Data extract:
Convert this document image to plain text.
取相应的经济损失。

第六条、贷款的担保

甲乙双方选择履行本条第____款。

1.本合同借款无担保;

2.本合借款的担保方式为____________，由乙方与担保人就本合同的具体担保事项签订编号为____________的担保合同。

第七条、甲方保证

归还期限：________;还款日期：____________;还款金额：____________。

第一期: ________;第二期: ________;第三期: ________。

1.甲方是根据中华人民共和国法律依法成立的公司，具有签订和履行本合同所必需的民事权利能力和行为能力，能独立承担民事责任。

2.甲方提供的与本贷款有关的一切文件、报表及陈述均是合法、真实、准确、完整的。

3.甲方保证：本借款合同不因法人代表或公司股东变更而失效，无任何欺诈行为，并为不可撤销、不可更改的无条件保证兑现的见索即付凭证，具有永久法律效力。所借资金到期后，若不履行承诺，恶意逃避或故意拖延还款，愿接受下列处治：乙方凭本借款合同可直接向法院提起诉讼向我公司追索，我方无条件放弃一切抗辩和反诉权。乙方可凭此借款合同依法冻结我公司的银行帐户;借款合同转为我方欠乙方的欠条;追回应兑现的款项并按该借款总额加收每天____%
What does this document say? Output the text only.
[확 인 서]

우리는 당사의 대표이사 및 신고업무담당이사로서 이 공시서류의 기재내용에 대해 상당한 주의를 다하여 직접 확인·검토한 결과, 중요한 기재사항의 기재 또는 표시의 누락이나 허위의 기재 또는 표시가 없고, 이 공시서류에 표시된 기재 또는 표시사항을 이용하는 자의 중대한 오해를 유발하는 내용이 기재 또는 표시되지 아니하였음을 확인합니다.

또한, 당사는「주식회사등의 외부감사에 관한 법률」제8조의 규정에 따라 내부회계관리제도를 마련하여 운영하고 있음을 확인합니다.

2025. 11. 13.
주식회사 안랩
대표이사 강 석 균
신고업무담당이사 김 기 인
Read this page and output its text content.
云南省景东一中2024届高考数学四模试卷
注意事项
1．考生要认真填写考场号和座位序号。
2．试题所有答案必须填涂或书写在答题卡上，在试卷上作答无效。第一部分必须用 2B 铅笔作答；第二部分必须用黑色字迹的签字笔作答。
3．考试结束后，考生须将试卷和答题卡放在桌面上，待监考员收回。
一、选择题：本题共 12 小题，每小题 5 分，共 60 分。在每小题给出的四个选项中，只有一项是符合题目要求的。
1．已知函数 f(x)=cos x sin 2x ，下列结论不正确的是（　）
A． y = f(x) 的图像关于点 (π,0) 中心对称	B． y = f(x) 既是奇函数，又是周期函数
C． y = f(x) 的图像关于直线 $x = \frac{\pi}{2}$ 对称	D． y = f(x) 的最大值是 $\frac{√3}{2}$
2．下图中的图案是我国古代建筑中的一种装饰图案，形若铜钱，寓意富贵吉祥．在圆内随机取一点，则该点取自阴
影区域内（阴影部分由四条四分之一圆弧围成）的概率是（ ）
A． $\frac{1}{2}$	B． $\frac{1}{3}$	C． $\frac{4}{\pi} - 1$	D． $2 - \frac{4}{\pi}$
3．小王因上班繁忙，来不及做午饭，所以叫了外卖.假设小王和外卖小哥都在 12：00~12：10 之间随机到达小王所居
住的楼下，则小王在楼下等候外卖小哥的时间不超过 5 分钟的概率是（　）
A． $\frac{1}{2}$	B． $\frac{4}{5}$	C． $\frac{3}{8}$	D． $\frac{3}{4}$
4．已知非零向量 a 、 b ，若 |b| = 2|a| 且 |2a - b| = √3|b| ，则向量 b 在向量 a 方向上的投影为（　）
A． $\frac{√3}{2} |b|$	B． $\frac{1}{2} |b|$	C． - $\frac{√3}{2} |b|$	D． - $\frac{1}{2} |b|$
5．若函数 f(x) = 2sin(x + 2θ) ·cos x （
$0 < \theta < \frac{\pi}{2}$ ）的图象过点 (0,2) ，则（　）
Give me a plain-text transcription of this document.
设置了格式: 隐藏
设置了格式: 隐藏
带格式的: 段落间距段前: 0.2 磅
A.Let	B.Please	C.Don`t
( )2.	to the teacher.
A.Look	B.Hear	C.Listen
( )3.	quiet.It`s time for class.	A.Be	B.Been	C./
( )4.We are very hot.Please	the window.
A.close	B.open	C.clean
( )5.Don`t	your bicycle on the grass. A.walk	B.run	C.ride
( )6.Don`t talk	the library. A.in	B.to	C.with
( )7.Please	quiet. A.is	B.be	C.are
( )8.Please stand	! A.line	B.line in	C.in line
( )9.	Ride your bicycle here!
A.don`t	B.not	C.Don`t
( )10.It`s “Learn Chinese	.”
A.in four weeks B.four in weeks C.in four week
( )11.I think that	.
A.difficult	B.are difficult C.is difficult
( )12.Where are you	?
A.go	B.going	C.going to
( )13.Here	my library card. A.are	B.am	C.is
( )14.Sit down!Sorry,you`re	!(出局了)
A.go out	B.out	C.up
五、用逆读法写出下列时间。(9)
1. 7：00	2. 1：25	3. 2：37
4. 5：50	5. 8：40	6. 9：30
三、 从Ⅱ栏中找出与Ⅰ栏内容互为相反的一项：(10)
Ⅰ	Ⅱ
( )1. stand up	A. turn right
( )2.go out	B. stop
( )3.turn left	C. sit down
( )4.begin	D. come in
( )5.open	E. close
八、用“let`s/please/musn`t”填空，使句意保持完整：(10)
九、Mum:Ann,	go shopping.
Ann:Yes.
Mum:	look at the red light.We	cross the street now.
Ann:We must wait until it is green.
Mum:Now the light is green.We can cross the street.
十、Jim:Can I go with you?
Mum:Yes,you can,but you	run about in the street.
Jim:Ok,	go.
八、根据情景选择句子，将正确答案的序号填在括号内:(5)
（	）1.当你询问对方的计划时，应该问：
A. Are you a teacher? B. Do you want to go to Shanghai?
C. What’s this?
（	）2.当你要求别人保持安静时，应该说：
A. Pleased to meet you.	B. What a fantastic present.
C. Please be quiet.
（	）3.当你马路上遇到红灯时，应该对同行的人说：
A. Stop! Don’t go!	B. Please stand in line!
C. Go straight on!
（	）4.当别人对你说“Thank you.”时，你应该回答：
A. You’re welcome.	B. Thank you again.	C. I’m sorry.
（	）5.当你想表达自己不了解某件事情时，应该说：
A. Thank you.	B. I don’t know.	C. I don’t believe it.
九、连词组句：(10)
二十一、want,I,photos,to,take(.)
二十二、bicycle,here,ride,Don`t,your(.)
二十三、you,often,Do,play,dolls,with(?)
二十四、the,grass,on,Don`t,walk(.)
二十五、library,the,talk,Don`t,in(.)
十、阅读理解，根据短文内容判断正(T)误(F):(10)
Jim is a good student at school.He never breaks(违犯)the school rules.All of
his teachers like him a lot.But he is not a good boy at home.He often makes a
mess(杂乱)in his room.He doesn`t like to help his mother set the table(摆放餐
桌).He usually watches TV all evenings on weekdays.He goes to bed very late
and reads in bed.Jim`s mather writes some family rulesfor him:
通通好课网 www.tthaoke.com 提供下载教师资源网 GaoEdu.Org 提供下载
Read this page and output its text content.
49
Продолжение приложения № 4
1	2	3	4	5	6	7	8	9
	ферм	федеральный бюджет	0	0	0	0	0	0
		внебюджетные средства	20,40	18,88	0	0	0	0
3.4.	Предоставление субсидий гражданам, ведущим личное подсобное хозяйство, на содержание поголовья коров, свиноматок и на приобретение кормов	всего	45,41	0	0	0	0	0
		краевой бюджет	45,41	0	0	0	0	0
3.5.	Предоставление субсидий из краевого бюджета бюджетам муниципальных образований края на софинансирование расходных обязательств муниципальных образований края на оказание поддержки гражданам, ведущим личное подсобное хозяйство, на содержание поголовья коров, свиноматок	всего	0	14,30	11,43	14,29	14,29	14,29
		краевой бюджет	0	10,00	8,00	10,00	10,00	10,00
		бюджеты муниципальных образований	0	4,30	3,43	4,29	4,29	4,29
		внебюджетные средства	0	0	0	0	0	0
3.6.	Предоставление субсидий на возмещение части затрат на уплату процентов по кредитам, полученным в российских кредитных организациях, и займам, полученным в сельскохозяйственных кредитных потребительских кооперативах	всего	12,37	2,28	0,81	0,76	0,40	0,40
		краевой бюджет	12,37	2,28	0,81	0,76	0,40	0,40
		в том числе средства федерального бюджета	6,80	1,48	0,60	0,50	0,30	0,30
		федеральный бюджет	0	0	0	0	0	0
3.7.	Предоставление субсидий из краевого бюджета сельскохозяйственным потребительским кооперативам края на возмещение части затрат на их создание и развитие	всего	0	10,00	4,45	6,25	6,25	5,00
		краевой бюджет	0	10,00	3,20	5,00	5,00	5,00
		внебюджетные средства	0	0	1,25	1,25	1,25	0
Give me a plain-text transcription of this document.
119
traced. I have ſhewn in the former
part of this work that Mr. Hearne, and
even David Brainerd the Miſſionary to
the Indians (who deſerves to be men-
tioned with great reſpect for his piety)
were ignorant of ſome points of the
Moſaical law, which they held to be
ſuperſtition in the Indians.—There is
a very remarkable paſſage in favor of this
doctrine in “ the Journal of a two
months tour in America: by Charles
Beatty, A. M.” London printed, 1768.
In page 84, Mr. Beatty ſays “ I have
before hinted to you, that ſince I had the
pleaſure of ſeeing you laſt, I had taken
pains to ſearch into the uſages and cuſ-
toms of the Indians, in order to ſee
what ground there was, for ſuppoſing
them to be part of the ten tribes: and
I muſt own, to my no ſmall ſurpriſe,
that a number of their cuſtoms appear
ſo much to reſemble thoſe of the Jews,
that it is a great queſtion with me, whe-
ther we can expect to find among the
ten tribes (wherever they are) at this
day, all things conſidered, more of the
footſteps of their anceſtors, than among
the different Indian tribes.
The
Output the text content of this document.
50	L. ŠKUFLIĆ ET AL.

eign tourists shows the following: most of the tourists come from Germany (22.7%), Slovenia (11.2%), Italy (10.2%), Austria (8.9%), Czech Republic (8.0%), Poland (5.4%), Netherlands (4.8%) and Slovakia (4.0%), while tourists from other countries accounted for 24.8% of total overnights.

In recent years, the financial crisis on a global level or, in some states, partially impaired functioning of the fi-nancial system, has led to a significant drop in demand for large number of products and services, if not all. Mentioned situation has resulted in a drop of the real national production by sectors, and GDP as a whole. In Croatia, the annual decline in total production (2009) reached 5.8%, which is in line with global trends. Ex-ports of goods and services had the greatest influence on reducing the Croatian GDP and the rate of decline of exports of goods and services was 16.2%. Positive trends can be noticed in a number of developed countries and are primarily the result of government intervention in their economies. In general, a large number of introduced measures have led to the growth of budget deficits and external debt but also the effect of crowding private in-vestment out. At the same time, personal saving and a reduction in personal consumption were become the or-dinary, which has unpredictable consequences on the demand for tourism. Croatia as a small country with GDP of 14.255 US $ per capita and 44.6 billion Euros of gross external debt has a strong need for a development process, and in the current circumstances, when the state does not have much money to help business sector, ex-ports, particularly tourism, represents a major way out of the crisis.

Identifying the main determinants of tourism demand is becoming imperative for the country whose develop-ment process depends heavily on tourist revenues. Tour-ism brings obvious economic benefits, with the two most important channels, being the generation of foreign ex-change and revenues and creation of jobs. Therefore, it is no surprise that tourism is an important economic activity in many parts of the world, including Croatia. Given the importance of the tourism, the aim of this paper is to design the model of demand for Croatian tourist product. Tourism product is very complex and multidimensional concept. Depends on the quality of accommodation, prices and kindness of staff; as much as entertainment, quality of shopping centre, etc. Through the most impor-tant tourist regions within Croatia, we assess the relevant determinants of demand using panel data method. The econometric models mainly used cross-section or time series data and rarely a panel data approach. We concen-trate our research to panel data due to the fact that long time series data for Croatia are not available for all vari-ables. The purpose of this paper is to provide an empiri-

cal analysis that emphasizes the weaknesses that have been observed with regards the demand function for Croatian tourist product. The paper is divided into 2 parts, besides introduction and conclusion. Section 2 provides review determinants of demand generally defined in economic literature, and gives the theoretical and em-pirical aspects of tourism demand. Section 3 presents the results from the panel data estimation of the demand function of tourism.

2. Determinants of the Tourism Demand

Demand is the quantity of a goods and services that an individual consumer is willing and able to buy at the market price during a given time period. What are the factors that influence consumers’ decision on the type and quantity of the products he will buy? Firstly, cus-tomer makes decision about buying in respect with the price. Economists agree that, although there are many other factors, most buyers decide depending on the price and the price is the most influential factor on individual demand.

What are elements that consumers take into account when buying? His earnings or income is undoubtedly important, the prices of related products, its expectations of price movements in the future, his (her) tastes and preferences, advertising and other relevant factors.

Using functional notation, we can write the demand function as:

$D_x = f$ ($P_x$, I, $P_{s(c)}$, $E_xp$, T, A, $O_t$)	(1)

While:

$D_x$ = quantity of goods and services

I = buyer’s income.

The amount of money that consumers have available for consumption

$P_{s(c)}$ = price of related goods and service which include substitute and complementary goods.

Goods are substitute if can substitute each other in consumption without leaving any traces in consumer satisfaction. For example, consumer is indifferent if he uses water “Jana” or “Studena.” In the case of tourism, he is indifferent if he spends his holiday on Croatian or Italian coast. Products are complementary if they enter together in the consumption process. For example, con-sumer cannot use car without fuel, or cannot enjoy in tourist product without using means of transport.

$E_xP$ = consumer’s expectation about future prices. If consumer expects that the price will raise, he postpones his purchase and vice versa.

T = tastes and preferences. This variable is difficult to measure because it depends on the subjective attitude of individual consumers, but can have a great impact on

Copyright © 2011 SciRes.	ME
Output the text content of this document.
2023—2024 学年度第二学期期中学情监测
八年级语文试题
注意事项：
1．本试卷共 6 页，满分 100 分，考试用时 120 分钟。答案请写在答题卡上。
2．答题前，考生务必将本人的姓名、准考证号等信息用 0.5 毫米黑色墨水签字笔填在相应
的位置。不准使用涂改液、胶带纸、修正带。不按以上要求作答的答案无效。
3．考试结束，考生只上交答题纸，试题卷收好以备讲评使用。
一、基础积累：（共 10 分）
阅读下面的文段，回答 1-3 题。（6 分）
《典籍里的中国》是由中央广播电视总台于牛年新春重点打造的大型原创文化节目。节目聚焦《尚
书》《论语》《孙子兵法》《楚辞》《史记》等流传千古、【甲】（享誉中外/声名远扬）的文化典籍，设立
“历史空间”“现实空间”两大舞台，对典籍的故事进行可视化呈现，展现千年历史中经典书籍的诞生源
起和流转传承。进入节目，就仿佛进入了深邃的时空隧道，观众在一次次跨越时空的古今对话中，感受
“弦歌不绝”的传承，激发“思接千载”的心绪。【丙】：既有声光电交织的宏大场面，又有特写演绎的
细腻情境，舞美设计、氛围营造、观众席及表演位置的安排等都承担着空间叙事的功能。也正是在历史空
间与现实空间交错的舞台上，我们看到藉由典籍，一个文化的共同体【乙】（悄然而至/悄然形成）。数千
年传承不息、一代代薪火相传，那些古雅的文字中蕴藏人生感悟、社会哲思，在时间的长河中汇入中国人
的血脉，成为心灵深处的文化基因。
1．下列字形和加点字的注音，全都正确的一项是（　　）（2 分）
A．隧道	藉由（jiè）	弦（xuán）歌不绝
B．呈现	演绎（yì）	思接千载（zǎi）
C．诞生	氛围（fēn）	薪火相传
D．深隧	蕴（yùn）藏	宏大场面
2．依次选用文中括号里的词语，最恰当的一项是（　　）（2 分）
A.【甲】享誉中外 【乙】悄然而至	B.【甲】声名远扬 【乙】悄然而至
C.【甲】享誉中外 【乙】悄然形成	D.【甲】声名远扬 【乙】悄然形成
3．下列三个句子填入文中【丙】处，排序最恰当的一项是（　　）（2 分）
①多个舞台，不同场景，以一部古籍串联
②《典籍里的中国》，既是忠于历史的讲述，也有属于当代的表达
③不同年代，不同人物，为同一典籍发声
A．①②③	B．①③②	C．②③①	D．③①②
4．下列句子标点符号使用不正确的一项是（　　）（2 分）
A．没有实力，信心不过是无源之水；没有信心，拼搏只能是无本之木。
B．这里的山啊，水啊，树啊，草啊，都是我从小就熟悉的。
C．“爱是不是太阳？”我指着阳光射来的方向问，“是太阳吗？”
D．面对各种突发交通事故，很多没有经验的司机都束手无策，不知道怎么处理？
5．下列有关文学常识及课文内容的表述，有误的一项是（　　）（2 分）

Task description: Show all lines from the listing above in which "related" appears.

Full response:
What are elements that consumers take into account when buying? His earnings or income is undoubtedly important, the prices of related products, its expectations of price movements in the future, his (her) tastes and preferences, advertising and other relevant factors.
$P_{s(c)}$ = price of related goods and service which include substitute and complementary goods.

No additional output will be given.